# START OF Supplied entries

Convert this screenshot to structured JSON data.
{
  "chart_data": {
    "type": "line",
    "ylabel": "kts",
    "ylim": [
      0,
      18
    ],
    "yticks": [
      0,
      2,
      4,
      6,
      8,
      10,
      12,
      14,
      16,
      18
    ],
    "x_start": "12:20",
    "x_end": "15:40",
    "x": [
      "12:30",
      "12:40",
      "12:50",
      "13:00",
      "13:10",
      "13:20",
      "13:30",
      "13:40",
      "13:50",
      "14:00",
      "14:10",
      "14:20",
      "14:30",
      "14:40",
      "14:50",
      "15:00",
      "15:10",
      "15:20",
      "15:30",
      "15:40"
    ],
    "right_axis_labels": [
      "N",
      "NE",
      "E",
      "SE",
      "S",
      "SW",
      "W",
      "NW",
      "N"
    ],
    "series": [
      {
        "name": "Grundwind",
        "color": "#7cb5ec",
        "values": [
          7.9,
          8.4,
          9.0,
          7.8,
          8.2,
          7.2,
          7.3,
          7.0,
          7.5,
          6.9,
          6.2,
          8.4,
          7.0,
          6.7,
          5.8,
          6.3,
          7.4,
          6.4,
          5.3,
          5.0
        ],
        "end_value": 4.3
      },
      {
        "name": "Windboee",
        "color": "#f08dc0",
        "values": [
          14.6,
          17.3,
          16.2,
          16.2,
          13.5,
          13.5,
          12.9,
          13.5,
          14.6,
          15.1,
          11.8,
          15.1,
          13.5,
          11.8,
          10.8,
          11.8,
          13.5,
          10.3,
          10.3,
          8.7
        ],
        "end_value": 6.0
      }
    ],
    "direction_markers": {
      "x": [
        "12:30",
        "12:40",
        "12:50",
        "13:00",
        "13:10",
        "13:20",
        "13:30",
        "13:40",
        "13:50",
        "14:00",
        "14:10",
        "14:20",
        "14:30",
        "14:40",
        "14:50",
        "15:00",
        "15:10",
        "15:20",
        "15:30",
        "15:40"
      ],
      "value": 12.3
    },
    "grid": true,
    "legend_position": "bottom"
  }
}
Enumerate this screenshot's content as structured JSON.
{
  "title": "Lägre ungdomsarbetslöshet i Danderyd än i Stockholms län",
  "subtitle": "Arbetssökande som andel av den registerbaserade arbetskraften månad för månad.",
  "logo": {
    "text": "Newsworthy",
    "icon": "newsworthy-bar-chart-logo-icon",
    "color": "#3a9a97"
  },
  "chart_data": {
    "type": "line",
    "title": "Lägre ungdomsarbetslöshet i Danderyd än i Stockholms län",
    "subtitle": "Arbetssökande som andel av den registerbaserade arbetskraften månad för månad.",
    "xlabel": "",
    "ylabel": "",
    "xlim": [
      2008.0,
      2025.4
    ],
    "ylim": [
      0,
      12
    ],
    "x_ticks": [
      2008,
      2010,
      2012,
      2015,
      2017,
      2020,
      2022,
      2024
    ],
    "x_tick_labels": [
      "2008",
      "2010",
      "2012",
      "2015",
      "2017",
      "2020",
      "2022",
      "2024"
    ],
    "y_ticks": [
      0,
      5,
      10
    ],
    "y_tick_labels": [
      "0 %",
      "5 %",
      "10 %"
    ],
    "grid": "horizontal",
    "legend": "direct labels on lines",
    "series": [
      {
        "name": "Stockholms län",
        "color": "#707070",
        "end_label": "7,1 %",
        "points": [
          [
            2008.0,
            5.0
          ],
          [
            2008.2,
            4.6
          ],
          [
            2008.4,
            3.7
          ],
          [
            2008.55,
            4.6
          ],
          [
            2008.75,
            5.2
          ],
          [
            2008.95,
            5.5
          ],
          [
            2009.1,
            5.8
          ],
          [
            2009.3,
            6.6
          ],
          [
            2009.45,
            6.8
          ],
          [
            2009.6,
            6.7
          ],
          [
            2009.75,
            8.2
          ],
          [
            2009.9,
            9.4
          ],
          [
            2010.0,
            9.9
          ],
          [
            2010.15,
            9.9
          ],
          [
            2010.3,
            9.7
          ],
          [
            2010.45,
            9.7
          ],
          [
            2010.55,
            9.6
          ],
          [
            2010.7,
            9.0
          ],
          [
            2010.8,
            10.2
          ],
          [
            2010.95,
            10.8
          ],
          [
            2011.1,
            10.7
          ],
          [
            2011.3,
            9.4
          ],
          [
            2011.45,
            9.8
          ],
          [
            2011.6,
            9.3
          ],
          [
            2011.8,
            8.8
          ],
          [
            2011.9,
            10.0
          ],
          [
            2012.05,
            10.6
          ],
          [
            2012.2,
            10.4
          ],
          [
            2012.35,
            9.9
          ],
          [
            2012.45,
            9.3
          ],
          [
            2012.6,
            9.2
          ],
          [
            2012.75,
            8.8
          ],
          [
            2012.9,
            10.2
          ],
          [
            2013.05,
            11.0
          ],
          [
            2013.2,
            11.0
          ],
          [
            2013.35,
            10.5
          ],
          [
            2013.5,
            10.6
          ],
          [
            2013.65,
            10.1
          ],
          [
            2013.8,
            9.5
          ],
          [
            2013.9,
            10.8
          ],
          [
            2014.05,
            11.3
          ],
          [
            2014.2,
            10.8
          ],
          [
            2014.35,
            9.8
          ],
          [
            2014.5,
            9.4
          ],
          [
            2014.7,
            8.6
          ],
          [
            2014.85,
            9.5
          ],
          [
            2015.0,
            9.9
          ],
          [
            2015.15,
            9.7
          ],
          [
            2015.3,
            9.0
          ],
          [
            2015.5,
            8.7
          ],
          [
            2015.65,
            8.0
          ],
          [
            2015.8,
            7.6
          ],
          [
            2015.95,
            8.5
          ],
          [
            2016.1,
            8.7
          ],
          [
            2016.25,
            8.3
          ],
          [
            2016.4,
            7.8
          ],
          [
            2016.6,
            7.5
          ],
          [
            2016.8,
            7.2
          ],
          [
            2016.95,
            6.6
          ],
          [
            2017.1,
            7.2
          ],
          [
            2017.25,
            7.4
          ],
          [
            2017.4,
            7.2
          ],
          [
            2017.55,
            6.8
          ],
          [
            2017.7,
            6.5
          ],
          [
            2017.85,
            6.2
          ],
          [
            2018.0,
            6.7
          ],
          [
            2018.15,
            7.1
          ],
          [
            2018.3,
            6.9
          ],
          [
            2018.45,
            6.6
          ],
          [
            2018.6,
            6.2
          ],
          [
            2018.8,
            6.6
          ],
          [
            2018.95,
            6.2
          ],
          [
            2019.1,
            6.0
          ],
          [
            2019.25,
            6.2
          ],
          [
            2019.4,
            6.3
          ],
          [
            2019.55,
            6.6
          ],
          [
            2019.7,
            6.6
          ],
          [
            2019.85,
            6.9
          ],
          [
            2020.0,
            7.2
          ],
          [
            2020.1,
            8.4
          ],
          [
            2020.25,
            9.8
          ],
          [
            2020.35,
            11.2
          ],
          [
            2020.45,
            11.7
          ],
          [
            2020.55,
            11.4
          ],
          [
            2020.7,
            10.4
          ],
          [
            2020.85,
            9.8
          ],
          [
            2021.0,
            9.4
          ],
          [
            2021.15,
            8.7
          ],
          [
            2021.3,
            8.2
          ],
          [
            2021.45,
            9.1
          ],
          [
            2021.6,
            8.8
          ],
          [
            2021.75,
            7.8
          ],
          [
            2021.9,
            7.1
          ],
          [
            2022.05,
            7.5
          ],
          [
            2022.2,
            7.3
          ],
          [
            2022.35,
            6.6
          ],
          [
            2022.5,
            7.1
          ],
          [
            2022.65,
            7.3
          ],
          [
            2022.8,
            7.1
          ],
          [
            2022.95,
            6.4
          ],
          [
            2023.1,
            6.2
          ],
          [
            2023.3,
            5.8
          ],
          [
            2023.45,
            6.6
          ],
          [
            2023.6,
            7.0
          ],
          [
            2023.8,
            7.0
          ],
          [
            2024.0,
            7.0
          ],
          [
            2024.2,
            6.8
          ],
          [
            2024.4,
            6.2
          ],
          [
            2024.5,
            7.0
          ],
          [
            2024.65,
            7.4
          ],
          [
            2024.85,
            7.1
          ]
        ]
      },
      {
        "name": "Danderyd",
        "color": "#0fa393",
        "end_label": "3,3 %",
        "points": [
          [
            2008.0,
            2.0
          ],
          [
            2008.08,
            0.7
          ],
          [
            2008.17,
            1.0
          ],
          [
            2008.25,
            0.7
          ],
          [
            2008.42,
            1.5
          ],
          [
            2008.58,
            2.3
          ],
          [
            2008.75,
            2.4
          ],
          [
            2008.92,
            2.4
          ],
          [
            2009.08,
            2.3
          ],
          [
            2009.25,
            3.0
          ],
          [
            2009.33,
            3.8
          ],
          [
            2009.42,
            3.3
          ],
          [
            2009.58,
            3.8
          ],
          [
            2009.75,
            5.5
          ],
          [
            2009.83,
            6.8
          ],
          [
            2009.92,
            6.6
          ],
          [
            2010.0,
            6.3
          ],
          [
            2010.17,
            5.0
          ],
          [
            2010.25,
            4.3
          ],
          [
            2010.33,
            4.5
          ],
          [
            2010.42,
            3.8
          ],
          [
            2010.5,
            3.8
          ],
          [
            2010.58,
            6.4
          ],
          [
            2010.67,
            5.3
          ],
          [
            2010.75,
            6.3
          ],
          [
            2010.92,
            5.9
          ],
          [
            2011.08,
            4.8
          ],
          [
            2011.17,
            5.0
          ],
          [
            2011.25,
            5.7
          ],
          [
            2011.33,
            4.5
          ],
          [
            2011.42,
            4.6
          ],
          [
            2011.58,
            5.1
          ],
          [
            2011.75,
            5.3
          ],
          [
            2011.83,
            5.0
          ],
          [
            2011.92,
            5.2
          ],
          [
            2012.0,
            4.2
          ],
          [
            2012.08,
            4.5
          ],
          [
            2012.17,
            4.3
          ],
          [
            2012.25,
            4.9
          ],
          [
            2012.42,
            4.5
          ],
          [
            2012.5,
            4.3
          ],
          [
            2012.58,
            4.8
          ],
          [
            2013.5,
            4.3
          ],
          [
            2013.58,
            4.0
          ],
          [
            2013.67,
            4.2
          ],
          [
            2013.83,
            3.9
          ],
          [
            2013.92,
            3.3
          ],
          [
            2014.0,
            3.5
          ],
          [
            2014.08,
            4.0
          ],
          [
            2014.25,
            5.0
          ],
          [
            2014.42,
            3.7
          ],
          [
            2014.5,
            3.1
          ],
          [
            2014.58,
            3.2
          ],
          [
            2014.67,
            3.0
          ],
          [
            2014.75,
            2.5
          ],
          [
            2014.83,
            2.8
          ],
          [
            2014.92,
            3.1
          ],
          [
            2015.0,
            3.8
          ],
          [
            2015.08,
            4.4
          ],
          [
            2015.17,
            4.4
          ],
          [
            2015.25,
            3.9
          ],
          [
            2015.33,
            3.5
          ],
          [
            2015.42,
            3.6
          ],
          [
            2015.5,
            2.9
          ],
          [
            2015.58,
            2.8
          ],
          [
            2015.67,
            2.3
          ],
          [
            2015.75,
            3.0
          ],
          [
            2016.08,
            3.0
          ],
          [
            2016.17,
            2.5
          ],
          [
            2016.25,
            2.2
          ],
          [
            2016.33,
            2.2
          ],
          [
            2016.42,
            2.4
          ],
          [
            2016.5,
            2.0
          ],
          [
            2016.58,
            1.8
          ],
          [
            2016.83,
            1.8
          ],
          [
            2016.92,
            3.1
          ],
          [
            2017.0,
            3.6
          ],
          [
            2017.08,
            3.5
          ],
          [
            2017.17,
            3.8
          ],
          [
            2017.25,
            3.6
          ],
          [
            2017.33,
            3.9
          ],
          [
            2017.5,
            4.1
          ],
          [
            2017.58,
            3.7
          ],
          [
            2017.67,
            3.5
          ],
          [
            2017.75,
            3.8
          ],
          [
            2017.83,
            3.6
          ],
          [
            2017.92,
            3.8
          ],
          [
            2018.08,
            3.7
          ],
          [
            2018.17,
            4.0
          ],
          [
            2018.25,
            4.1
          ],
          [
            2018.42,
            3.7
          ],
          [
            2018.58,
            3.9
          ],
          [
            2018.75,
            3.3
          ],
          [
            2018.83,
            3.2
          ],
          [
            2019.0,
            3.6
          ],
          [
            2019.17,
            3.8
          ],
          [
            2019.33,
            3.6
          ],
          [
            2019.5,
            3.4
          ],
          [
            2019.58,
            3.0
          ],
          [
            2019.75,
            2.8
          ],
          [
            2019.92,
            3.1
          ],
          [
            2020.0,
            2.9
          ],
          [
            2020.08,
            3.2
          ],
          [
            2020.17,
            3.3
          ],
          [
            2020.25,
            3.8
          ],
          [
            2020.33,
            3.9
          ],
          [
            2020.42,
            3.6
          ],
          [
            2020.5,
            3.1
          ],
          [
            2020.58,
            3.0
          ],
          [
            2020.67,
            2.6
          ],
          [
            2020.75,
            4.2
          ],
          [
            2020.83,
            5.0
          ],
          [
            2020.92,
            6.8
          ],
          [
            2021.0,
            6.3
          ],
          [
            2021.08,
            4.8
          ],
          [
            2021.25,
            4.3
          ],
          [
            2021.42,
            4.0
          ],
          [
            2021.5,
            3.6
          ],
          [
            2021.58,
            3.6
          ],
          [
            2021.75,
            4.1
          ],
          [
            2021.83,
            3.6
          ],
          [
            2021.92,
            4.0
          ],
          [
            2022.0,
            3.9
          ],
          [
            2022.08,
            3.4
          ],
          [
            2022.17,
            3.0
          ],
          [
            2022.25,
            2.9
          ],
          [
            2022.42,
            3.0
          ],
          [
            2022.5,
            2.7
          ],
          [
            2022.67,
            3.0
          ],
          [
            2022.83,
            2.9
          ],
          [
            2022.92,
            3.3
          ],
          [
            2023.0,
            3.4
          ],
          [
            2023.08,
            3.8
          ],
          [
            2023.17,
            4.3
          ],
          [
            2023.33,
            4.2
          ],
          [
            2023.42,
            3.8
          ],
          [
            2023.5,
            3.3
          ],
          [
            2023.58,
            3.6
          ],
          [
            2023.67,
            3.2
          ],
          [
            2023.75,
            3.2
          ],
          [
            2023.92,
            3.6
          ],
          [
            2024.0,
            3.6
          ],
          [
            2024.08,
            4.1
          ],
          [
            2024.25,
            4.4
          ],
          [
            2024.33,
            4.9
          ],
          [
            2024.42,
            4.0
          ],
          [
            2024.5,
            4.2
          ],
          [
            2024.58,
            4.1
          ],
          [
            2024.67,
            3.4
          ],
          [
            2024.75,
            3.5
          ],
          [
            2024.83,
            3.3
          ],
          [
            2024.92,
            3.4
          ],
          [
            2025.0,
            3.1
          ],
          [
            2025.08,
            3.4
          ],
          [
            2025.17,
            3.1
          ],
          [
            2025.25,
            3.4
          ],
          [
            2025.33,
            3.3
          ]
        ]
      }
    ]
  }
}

# END OF Supplied entries

Do this: Identify the lines of the data that contain the word "Danderyd". Copy each of them.

Solution to the problem:
  "title": "Lägre ungdomsarbetslöshet i Danderyd än i Stockholms län",
    "title": "Lägre ungdomsarbetslöshet i Danderyd än i Stockholms län",
        "name": "Danderyd",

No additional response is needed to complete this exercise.